(TASK ITEM)
Which lines of the data contain the string "Buhari"? Copy every one of them.

(DATA SECTION)

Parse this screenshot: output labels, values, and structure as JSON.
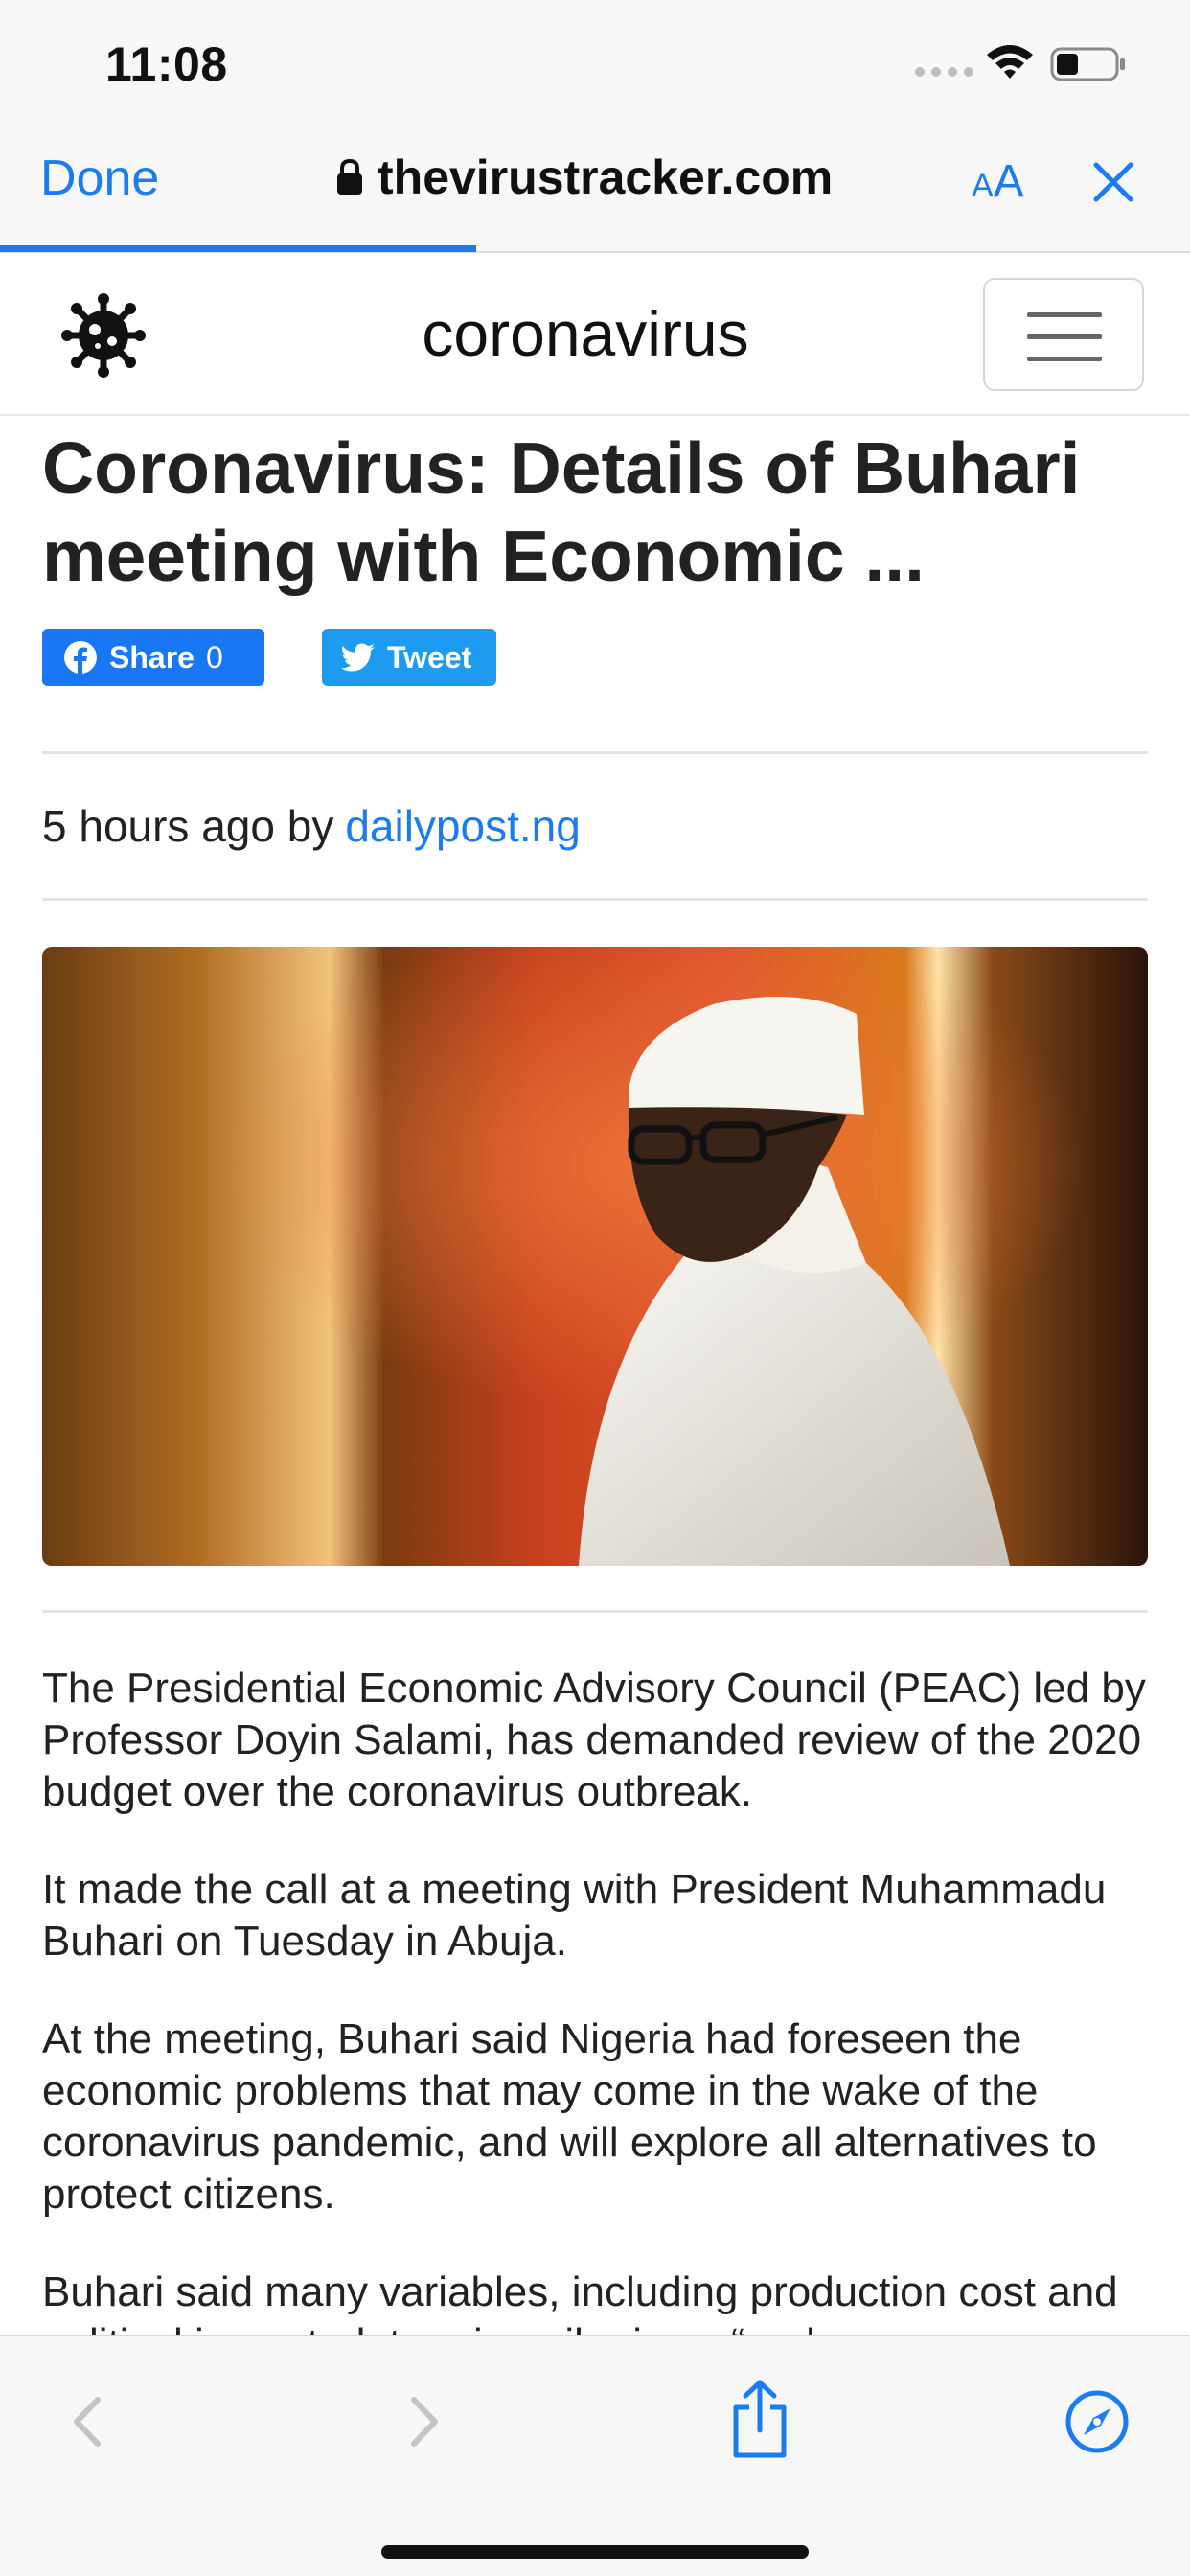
{
  "status": {
    "time": "11:08"
  },
  "browser": {
    "done_label": "Done",
    "url": "thevirustracker.com",
    "text_size_label_small": "A",
    "text_size_label_large": "A",
    "load_progress": 0.4
  },
  "site": {
    "title": "coronavirus"
  },
  "article": {
    "headline": "Coronavirus: Details of Buhari meeting with Economic ...",
    "share": {
      "facebook_label": "Share",
      "facebook_count": "0",
      "twitter_label": "Tweet"
    },
    "meta": {
      "prefix": "5 hours ago by",
      "source": "dailypost.ng"
    },
    "paragraphs": [
      "The Presidential Economic Advisory Council (PEAC) led by Professor Doyin Salami, has demanded review of the 2020 budget over the coronavirus outbreak.",
      "It made the call at a meeting with President Muhammadu Buhari on Tuesday in Abuja.",
      "At the meeting, Buhari said Nigeria had foreseen the economic problems that may come in the wake of the coronavirus pandemic, and will explore all alternatives to protect citizens.",
      "Buhari said many variables, including production cost and political impact, determine oil prices, “and we"
    ]
  },
  "toolbar": {
    "icons": [
      "back-icon",
      "forward-icon",
      "share-icon",
      "compass-icon"
    ]
  }
}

(ANSWER FOR THIS EXERCISE)
    "headline": "Coronavirus: Details of Buhari meeting with Economic ...",
      "It made the call at a meeting with President Muhammadu Buhari on Tuesday in Abuja.",
      "At the meeting, Buhari said Nigeria had foreseen the economic problems that may come in the wake of the coronavirus pandemic, and will explore all alternatives to protect citizens.",
      "Buhari said many variables, including production cost and political impact, determine oil prices, “and we"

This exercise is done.